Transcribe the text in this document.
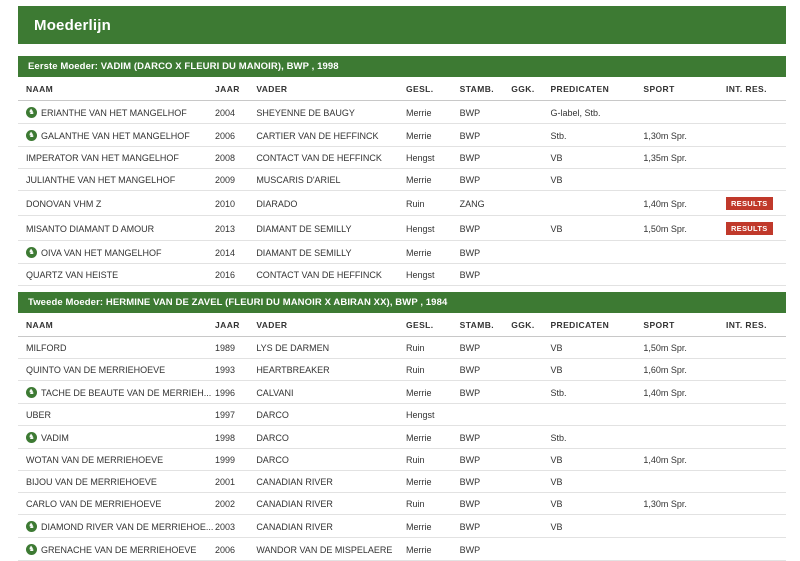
Moederlijn
Eerste Moeder: VADIM (DARCO X FLEURI DU MANOIR), BWP , 1998
NAAM	JAAR	VADER	GESL.	STAMB.	GGK.	PREDICATEN	SPORT	INT. RES.

♞ ERIANTHE VAN HET MANGELHOF	2004	SHEYENNE DE BAUGY	Merrie	BWP		G-label, Stb.		

♞ GALANTHE VAN HET MANGELHOF	2006	CARTIER VAN DE HEFFINCK	Merrie	BWP		Stb.	1,30m Spr.	

IMPERATOR VAN HET MANGELHOF	2008	CONTACT VAN DE HEFFINCK	Hengst	BWP		VB	1,35m Spr.	

JULIANTHE VAN HET MANGELHOF	2009	MUSCARIS D'ARIEL	Merrie	BWP		VB		

DONOVAN VHM Z	2010	DIARADO	Ruin	ZANG			1,40m Spr.	RESULTS

MISANTO DIAMANT D AMOUR	2013	DIAMANT DE SEMILLY	Hengst	BWP		VB	1,50m Spr.	RESULTS

♞ OIVA VAN HET MANGELHOF	2014	DIAMANT DE SEMILLY	Merrie	BWP				

QUARTZ VAN HEISTE	2016	CONTACT VAN DE HEFFINCK	Hengst	BWP				
Tweede Moeder: HERMINE VAN DE ZAVEL (FLEURI DU MANOIR X ABIRAN XX), BWP , 1984
NAAM	JAAR	VADER	GESL.	STAMB.	GGK.	PREDICATEN	SPORT	INT. RES.

MILFORD	1989	LYS DE DARMEN	Ruin	BWP		VB	1,50m Spr.	

QUINTO VAN DE MERRIEHOEVE	1993	HEARTBREAKER	Ruin	BWP		VB	1,60m Spr.	

♞ TACHE DE BEAUTE VAN DE MERRIEH...	1996	CALVANI	Merrie	BWP		Stb.	1,40m Spr.	

UBER	1997	DARCO	Hengst					

♞ VADIM	1998	DARCO	Merrie	BWP		Stb.		

WOTAN VAN DE MERRIEHOEVE	1999	DARCO	Ruin	BWP		VB	1,40m Spr.	

BIJOU VAN DE MERRIEHOEVE	2001	CANADIAN RIVER	Merrie	BWP		VB		

CARLO VAN DE MERRIEHOEVE	2002	CANADIAN RIVER	Ruin	BWP		VB	1,30m Spr.	

♞ DIAMOND RIVER VAN DE MERRIEHOE...	2003	CANADIAN RIVER	Merrie	BWP		VB		

♞ GRENACHE VAN DE MERRIEHOEVE	2006	WANDOR VAN DE MISPELAERE	Merrie	BWP				
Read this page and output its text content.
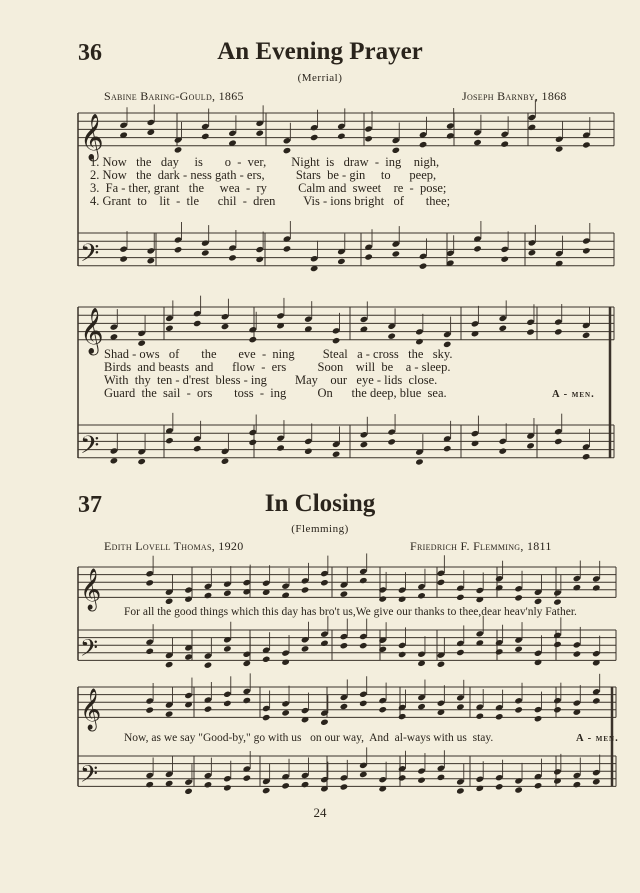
𝄞
𝄢
𝄞
𝄢
𝄞
𝄢
𝄞
𝄢
36	An Evening Prayer
(Merrial)
Sabine Baring-Gould, 1865	Joseph Barnby, 1868
1. Now   the   day     is       o  -  ver,        Night  is   draw  -  ing    nigh,
2. Now   the  dark - ness gath - ers,          Stars  be - gin     to      peep,
3.  Fa - ther, grant   the     wea  -  ry          Calm and  sweet    re  -  pose;
4. Grant  to    lit  -  tle      chil  -  dren         Vis - ions bright   of       thee;
Shad - ows   of       the       eve  -  ning         Steal   a - cross   the   sky.
Birds  and beasts  and      flow  -  ers          Soon    will  be    a - sleep.
With  thy  ten - d'rest  bless - ing         May    our   eye - lids  close.
Guard  the  sail  -  ors       toss  -  ing          On      the deep, blue  sea.	A - men.
37	In Closing
(Flemming)
Edith Lovell Thomas, 1920	Friedrich F. Flemming, 1811
For all the good things which this day has bro't us,We give our thanks to thee,dear heav'nly Father.
Now, as we say "Good-by," go with us   on our way,  And  al-ways with us  stay.	A - men.
24
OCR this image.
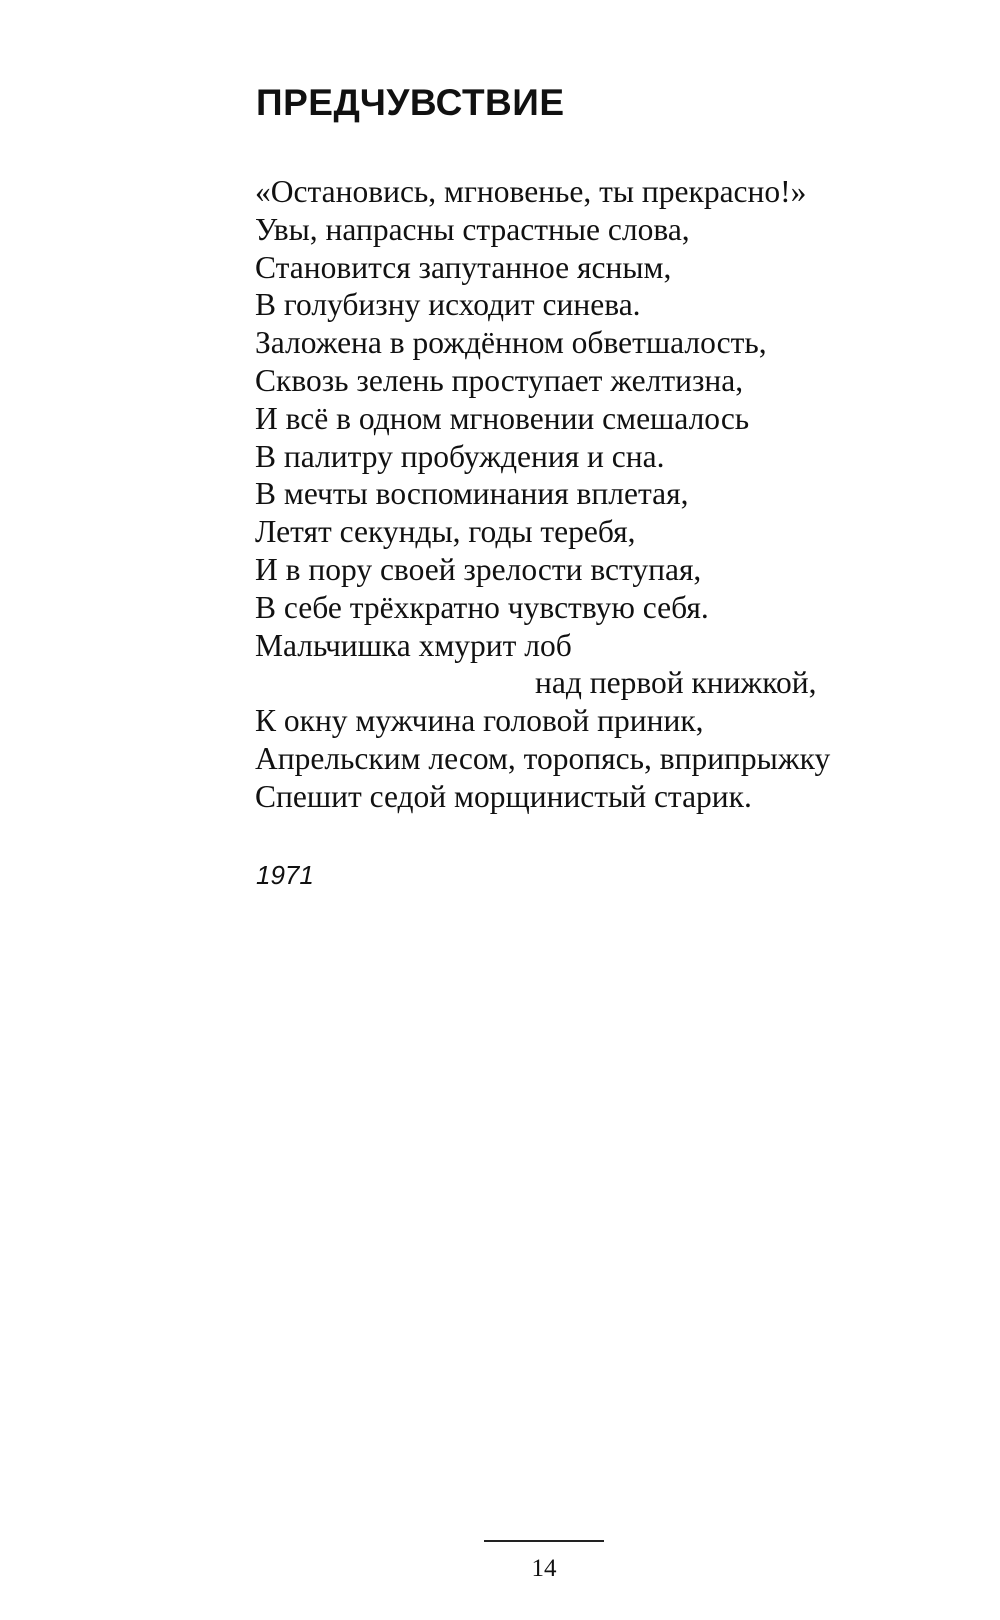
ПРЕДЧУВСТВИЕ
«Остановись, мгновенье, ты прекрасно!»
Увы, напрасны страстные слова,
Становится запутанное ясным,
В голубизну исходит синева.
Заложена в рождённом обветшалость,
Сквозь зелень проступает желтизна,
И всё в одном мгновении смешалось
В палитру пробуждения и сна.
В мечты воспоминания вплетая,
Летят секунды, годы теребя,
И в пору своей зрелости вступая,
В себе трёхкратно чувствую себя.
Мальчишка хмурит лоб
над первой книжкой,
К окну мужчина головой приник,
Апрельским лесом, торопясь, вприпрыжку
Спешит седой морщинистый старик.
1971
14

--------

- TO BE DONE:
Leave images out of the retyped records; keep all else exact.

- FULL OUTPUT:
Transcribe the text in this document.
Moederlijn
Eerste Moeder: VADIM (DARCO X FLEURI DU MANOIR), BWP , 1998
NAAM	JAAR	VADER	GESL.	STAMB.	GGK.	PREDICATEN	SPORT	INT. RES.

♞ ERIANTHE VAN HET MANGELHOF	2004	SHEYENNE DE BAUGY	Merrie	BWP		G-label, Stb.		

♞ GALANTHE VAN HET MANGELHOF	2006	CARTIER VAN DE HEFFINCK	Merrie	BWP		Stb.	1,30m Spr.	

IMPERATOR VAN HET MANGELHOF	2008	CONTACT VAN DE HEFFINCK	Hengst	BWP		VB	1,35m Spr.	

JULIANTHE VAN HET MANGELHOF	2009	MUSCARIS D'ARIEL	Merrie	BWP		VB		

DONOVAN VHM Z	2010	DIARADO	Ruin	ZANG			1,40m Spr.	RESULTS

MISANTO DIAMANT D AMOUR	2013	DIAMANT DE SEMILLY	Hengst	BWP		VB	1,50m Spr.	RESULTS

♞ OIVA VAN HET MANGELHOF	2014	DIAMANT DE SEMILLY	Merrie	BWP				

QUARTZ VAN HEISTE	2016	CONTACT VAN DE HEFFINCK	Hengst	BWP				
Tweede Moeder: HERMINE VAN DE ZAVEL (FLEURI DU MANOIR X ABIRAN XX), BWP , 1984
NAAM	JAAR	VADER	GESL.	STAMB.	GGK.	PREDICATEN	SPORT	INT. RES.

MILFORD	1989	LYS DE DARMEN	Ruin	BWP		VB	1,50m Spr.	

QUINTO VAN DE MERRIEHOEVE	1993	HEARTBREAKER	Ruin	BWP		VB	1,60m Spr.	

♞ TACHE DE BEAUTE VAN DE MERRIEH...	1996	CALVANI	Merrie	BWP		Stb.	1,40m Spr.	

UBER	1997	DARCO	Hengst					

♞ VADIM	1998	DARCO	Merrie	BWP		Stb.		

WOTAN VAN DE MERRIEHOEVE	1999	DARCO	Ruin	BWP		VB	1,40m Spr.	

BIJOU VAN DE MERRIEHOEVE	2001	CANADIAN RIVER	Merrie	BWP		VB		

CARLO VAN DE MERRIEHOEVE	2002	CANADIAN RIVER	Ruin	BWP		VB	1,30m Spr.	

♞ DIAMOND RIVER VAN DE MERRIEHOE...	2003	CANADIAN RIVER	Merrie	BWP		VB		

♞ GRENACHE VAN DE MERRIEHOEVE	2006	WANDOR VAN DE MISPELAERE	Merrie	BWP				
Read this page and output its text content.
𝄞
𝄢
𝄞
𝄢
𝄞
𝄢
𝄞
𝄢
36	An Evening Prayer
(Merrial)
Sabine Baring-Gould, 1865	Joseph Barnby, 1868
1. Now   the   day     is       o  -  ver,        Night  is   draw  -  ing    nigh,
2. Now   the  dark - ness gath - ers,          Stars  be - gin     to      peep,
3.  Fa - ther, grant   the     wea  -  ry          Calm and  sweet    re  -  pose;
4. Grant  to    lit  -  tle      chil  -  dren         Vis - ions bright   of       thee;
Shad - ows   of       the       eve  -  ning         Steal   a - cross   the   sky.
Birds  and beasts  and      flow  -  ers          Soon    will  be    a - sleep.
With  thy  ten - d'rest  bless - ing         May    our   eye - lids  close.
Guard  the  sail  -  ors       toss  -  ing          On      the deep, blue  sea.	A - men.
37	In Closing
(Flemming)
Edith Lovell Thomas, 1920	Friedrich F. Flemming, 1811
For all the good things which this day has bro't us,We give our thanks to thee,dear heav'nly Father.
Now, as we say "Good-by," go with us   on our way,  And  al-ways with us  stay.	A - men.
24
OCR this image.
ПРЕДЧУВСТВИЕ
«Остановись, мгновенье, ты прекрасно!»
Увы, напрасны страстные слова,
Становится запутанное ясным,
В голубизну исходит синева.
Заложена в рождённом обветшалость,
Сквозь зелень проступает желтизна,
И всё в одном мгновении смешалось
В палитру пробуждения и сна.
В мечты воспоминания вплетая,
Летят секунды, годы теребя,
И в пору своей зрелости вступая,
В себе трёхкратно чувствую себя.
Мальчишка хмурит лоб
над первой книжкой,
К окну мужчина головой приник,
Апрельским лесом, торопясь, вприпрыжку
Спешит седой морщинистый старик.
1971
14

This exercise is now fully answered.